§ Problem to work on
Determine the number of lines containing the word "model", and state that figure alone.

§ Data section
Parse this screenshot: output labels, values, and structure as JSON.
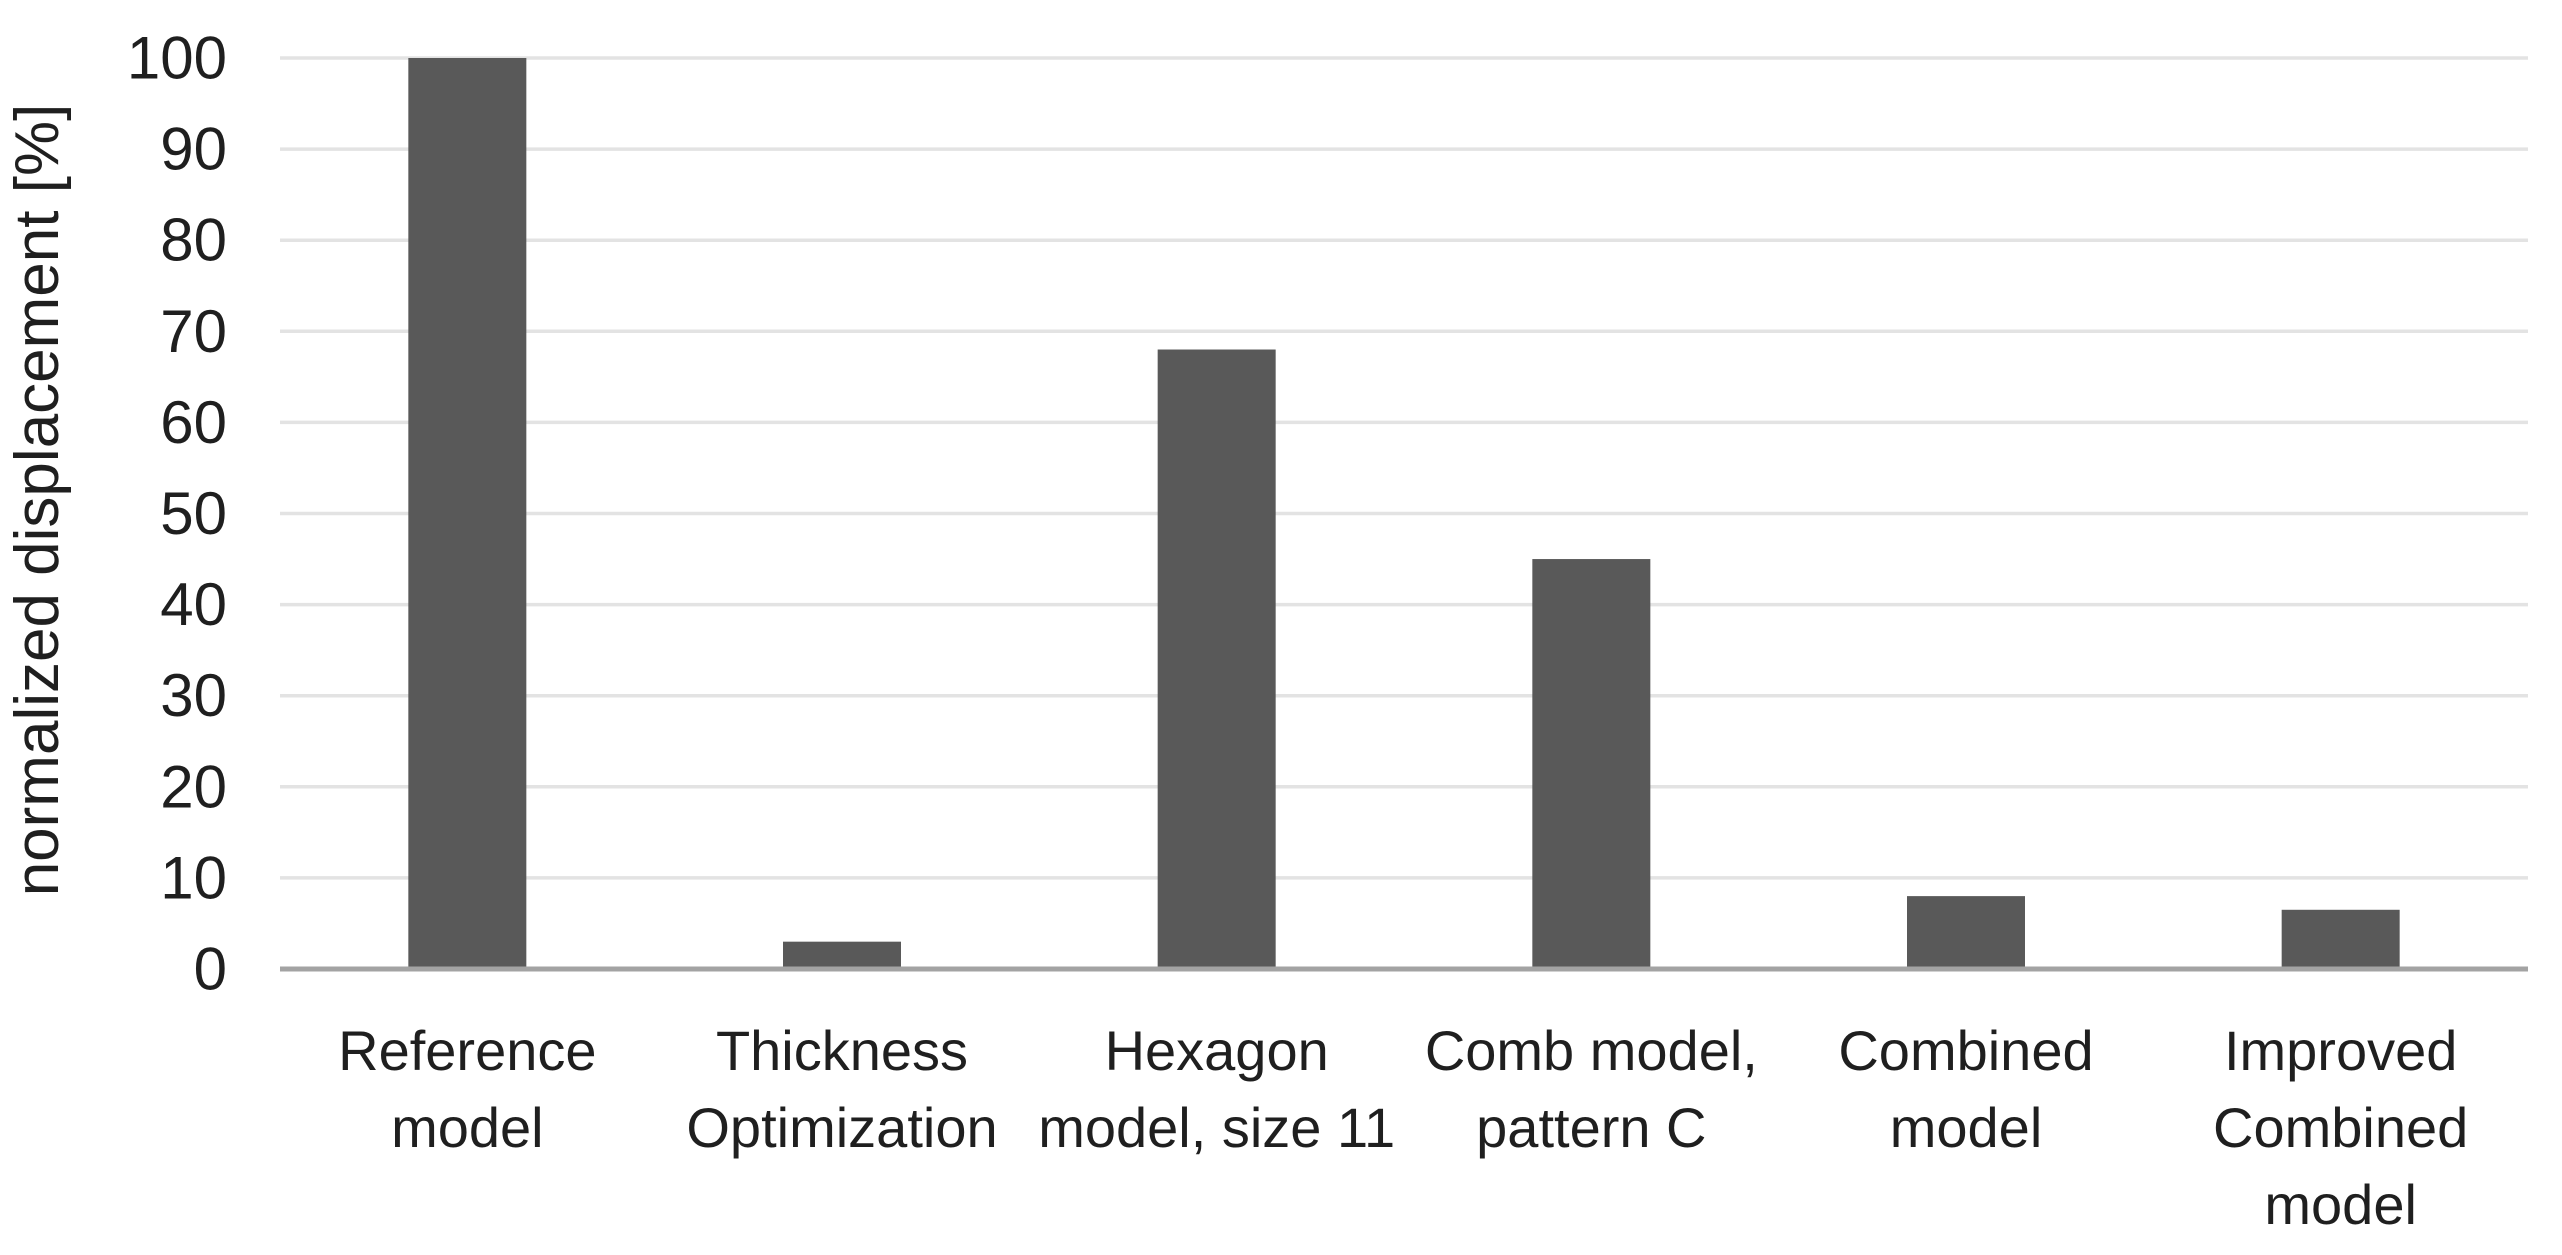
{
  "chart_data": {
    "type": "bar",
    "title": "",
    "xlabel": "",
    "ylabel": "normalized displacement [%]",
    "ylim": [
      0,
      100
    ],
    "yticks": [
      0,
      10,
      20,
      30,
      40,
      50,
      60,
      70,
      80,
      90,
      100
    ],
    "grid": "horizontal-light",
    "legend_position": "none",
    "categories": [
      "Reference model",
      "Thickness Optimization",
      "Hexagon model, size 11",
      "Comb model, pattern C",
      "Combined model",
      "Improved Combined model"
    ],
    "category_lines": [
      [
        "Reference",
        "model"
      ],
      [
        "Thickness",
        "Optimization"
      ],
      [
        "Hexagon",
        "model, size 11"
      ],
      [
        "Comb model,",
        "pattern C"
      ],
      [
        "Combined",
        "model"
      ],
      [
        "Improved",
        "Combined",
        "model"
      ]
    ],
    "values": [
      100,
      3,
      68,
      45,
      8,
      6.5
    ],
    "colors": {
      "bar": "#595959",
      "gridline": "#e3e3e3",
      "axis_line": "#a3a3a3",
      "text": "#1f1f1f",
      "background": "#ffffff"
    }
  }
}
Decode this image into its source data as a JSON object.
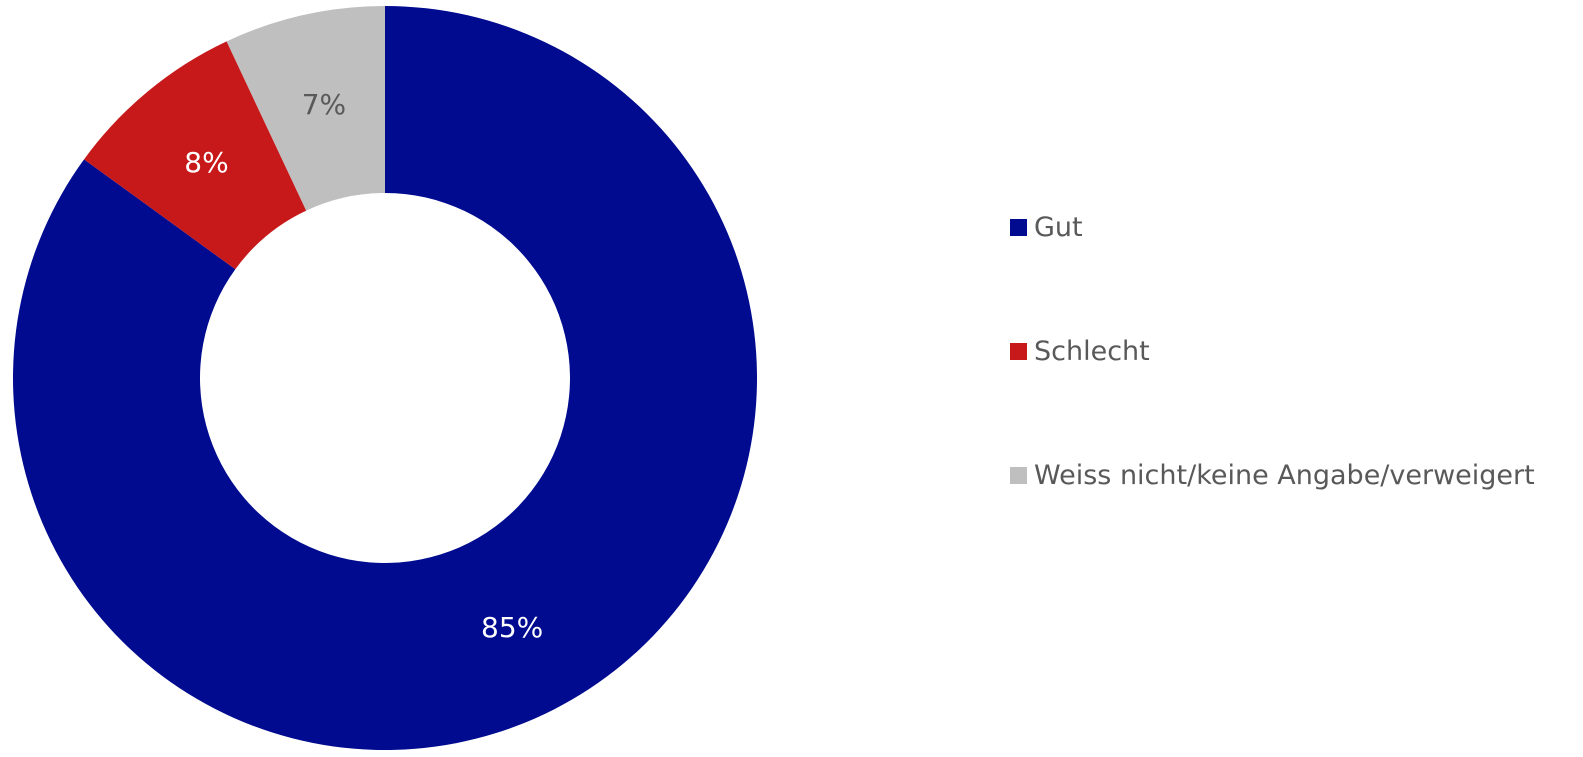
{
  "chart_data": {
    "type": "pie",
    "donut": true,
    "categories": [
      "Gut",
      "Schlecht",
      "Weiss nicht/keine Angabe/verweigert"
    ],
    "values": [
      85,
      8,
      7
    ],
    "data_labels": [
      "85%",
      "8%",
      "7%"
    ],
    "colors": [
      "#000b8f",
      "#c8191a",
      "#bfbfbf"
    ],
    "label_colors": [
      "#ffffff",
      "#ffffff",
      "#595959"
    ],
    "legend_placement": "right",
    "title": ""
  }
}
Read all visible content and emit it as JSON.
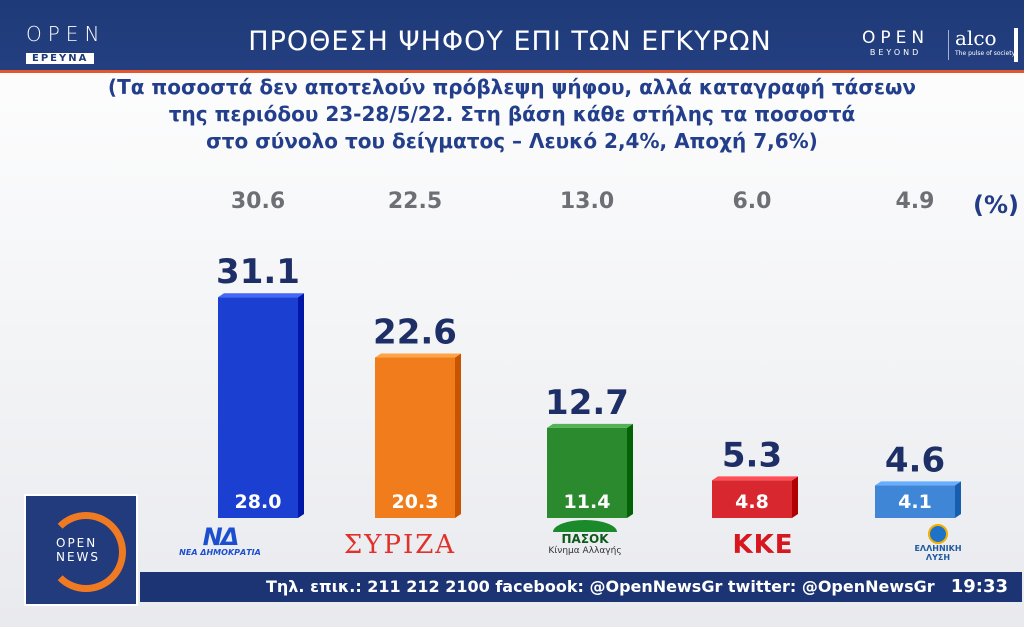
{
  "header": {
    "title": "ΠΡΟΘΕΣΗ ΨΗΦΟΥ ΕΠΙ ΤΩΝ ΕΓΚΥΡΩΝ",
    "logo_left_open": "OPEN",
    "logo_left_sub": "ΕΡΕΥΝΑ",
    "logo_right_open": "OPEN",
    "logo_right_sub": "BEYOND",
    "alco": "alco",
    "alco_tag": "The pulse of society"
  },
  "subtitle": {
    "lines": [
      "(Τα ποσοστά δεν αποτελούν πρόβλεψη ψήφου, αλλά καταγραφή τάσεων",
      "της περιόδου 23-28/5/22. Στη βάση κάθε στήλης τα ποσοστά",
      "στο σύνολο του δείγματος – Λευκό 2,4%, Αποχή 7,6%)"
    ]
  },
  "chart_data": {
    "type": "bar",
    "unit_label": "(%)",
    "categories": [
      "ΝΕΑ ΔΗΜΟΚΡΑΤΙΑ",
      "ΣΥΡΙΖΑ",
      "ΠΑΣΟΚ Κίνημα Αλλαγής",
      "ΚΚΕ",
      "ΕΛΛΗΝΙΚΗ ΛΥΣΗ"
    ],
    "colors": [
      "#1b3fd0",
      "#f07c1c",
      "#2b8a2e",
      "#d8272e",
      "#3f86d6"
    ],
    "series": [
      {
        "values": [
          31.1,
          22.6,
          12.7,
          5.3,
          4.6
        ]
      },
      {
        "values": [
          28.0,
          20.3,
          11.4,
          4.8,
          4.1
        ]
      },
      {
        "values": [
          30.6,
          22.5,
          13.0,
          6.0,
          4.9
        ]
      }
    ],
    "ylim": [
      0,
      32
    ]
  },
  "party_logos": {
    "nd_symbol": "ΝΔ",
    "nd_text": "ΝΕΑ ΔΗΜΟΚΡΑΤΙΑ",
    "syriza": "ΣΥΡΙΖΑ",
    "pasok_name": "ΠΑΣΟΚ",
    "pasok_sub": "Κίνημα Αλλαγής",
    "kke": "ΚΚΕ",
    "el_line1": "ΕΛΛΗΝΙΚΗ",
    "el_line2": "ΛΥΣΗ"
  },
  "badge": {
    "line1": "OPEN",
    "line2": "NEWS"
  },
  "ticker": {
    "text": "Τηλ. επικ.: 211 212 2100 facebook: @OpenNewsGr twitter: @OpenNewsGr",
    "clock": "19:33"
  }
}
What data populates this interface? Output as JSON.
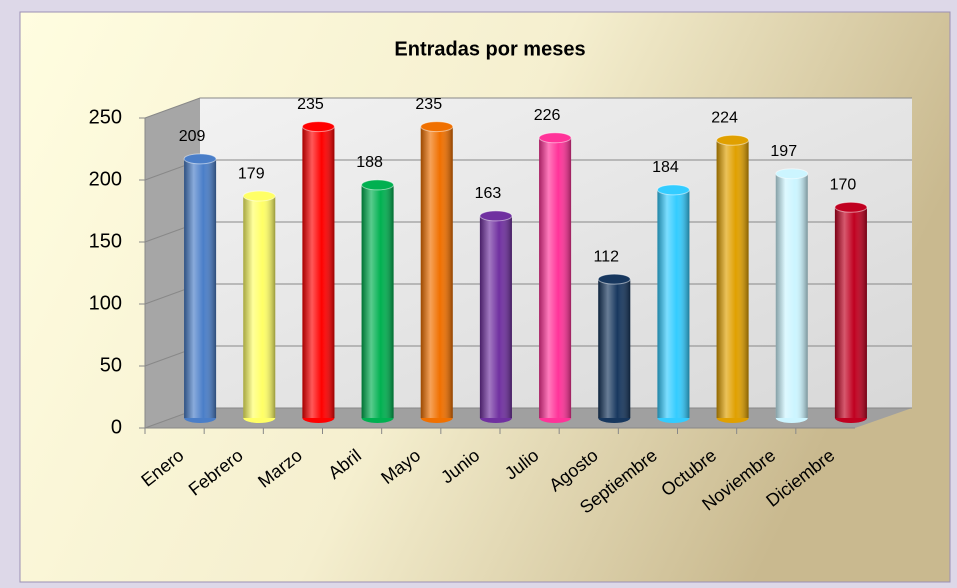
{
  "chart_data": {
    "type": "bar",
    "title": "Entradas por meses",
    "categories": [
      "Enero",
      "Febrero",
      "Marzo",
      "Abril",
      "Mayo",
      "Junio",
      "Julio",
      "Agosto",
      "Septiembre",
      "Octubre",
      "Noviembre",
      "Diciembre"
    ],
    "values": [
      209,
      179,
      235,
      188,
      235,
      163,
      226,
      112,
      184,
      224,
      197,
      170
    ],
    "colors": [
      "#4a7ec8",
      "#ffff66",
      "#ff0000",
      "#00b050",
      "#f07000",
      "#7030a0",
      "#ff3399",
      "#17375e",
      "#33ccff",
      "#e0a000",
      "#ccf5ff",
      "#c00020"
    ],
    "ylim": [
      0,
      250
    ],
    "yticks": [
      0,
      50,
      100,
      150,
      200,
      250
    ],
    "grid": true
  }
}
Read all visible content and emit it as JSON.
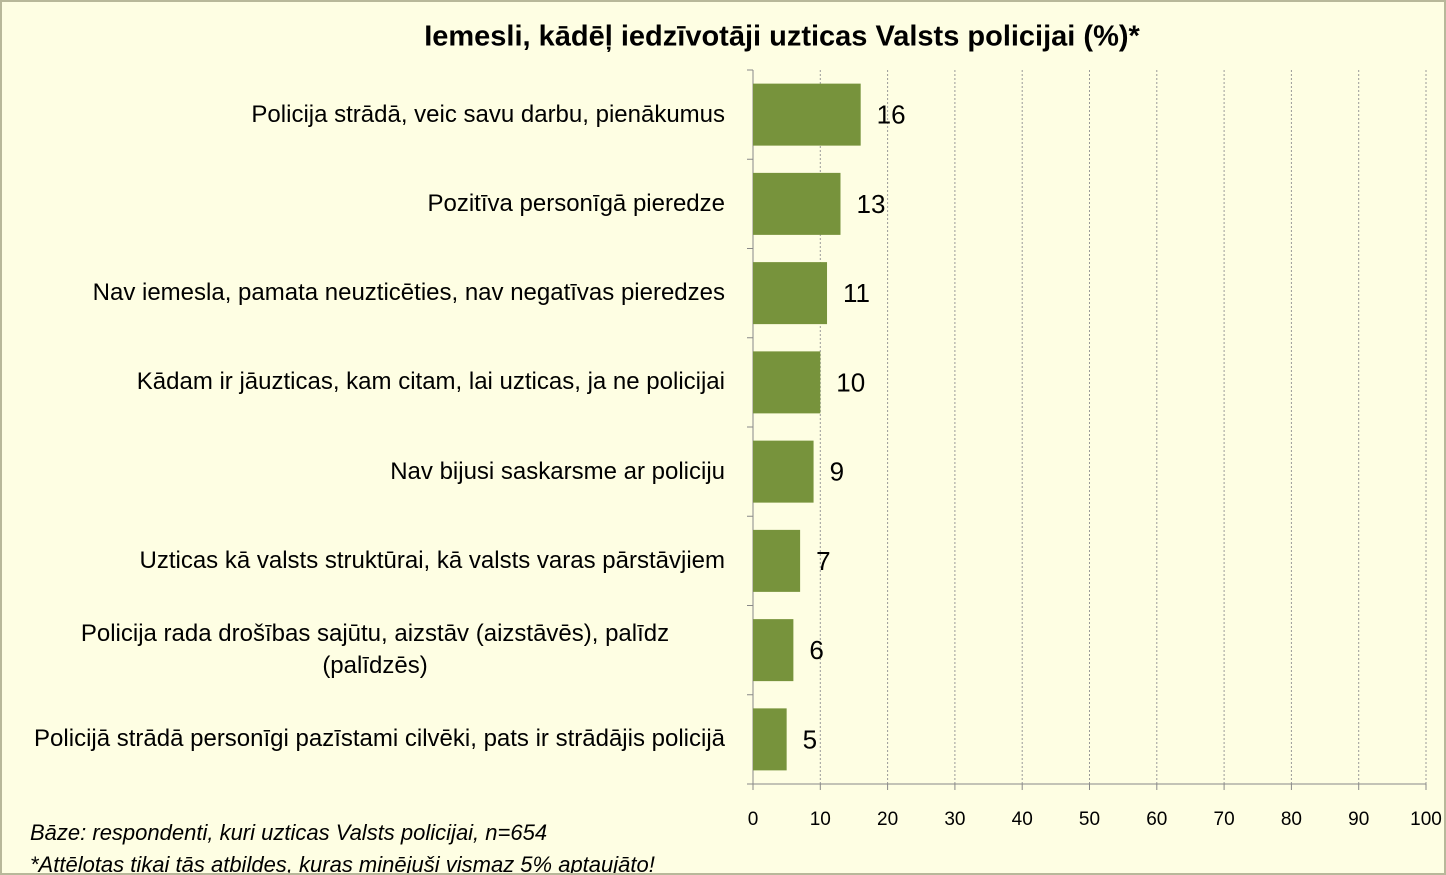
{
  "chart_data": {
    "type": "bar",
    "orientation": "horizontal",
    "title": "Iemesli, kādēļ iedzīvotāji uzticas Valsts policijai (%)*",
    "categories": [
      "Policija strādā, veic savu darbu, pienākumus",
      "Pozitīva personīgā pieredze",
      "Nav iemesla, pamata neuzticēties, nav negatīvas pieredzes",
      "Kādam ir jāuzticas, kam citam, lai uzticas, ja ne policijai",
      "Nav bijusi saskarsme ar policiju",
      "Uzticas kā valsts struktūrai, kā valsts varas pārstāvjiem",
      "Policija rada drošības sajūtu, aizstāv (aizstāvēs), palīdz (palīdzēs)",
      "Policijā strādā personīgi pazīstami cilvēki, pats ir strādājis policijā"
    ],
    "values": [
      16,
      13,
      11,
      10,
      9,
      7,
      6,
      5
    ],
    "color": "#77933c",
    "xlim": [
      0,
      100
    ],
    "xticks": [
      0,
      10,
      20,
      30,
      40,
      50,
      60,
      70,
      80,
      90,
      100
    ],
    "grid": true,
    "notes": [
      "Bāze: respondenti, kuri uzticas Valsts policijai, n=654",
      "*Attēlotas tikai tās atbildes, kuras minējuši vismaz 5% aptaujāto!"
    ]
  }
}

§ Written solution
10